Rows from a dataset

= = = = = = =

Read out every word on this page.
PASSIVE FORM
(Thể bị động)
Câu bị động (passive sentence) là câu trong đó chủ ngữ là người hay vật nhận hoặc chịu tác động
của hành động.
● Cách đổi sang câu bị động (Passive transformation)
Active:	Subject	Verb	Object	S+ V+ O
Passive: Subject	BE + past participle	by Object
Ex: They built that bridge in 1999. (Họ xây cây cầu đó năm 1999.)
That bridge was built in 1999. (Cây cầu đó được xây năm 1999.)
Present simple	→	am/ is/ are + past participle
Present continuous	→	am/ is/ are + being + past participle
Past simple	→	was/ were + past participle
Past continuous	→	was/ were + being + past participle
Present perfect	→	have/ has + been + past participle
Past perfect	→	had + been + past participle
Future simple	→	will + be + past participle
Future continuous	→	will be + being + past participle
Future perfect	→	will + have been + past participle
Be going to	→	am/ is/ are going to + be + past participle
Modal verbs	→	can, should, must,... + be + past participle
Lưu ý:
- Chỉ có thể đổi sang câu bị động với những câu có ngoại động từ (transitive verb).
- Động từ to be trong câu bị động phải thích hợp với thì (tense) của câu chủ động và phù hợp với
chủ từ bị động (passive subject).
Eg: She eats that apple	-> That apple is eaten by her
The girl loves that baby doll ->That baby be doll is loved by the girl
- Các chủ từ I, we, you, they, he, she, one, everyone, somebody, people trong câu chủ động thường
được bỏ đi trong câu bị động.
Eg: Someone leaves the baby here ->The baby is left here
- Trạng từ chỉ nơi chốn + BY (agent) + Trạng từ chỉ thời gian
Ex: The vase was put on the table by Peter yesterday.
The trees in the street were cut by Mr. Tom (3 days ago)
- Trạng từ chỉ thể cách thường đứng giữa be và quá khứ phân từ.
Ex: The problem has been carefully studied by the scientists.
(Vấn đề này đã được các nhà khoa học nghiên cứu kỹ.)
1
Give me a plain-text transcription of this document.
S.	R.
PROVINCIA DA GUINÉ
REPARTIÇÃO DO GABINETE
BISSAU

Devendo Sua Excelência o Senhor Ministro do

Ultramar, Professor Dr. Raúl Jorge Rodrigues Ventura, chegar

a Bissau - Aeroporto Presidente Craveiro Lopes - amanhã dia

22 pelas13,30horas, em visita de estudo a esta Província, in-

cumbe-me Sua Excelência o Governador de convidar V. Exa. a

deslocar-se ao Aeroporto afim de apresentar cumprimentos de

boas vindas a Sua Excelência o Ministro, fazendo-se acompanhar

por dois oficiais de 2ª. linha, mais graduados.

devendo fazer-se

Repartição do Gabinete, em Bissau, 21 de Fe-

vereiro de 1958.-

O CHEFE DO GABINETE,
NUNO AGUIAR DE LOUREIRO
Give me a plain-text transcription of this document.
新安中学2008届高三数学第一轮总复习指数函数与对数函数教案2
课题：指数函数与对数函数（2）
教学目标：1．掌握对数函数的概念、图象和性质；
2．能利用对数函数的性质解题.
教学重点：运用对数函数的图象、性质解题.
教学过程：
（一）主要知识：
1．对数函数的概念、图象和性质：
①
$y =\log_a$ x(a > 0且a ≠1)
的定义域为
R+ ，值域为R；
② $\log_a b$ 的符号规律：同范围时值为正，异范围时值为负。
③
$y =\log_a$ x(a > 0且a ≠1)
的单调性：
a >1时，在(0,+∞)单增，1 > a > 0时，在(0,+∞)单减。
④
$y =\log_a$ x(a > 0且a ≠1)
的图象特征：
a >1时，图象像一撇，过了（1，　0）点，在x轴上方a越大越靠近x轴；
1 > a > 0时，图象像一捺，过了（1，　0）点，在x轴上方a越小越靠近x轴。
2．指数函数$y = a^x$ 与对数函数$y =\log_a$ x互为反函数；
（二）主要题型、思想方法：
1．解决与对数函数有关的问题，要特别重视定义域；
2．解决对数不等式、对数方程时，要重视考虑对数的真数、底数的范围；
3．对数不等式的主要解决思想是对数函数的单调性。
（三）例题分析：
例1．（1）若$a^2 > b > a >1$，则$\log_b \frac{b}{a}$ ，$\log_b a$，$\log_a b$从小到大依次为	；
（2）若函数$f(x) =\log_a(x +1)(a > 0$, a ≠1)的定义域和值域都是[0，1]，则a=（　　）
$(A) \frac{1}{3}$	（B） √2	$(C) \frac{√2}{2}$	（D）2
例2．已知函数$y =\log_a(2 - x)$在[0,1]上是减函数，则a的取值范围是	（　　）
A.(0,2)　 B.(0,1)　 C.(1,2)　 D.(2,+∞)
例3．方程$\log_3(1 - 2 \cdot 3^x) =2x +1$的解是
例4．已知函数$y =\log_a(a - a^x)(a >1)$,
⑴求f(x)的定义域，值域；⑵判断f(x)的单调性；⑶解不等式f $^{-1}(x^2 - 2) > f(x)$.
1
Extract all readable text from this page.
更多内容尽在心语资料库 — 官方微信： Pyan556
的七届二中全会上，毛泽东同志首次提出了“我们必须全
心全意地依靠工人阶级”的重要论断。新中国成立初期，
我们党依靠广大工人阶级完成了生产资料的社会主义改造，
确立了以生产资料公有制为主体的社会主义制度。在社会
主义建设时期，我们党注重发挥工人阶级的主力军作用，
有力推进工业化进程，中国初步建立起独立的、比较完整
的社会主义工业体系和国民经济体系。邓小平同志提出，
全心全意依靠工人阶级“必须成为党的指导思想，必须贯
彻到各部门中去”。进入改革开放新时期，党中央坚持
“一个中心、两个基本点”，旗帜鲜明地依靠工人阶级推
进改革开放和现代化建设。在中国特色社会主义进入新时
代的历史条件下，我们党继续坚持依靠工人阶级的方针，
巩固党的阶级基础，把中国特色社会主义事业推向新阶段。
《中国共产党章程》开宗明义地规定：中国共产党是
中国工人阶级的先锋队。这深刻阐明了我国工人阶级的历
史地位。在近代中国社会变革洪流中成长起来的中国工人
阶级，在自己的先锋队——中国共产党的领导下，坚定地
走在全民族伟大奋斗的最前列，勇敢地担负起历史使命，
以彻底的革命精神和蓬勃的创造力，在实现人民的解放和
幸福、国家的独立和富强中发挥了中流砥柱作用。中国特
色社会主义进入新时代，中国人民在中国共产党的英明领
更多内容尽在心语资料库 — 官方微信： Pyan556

= = = = = = =

EXERCISE TASK: Pull every line containing "Trạng" from the data.

THE REPLY:
- Trạng từ chỉ nơi chốn + BY (agent) + Trạng từ chỉ thời gian
- Trạng từ chỉ thể cách thường đứng giữa be và quá khứ phân từ.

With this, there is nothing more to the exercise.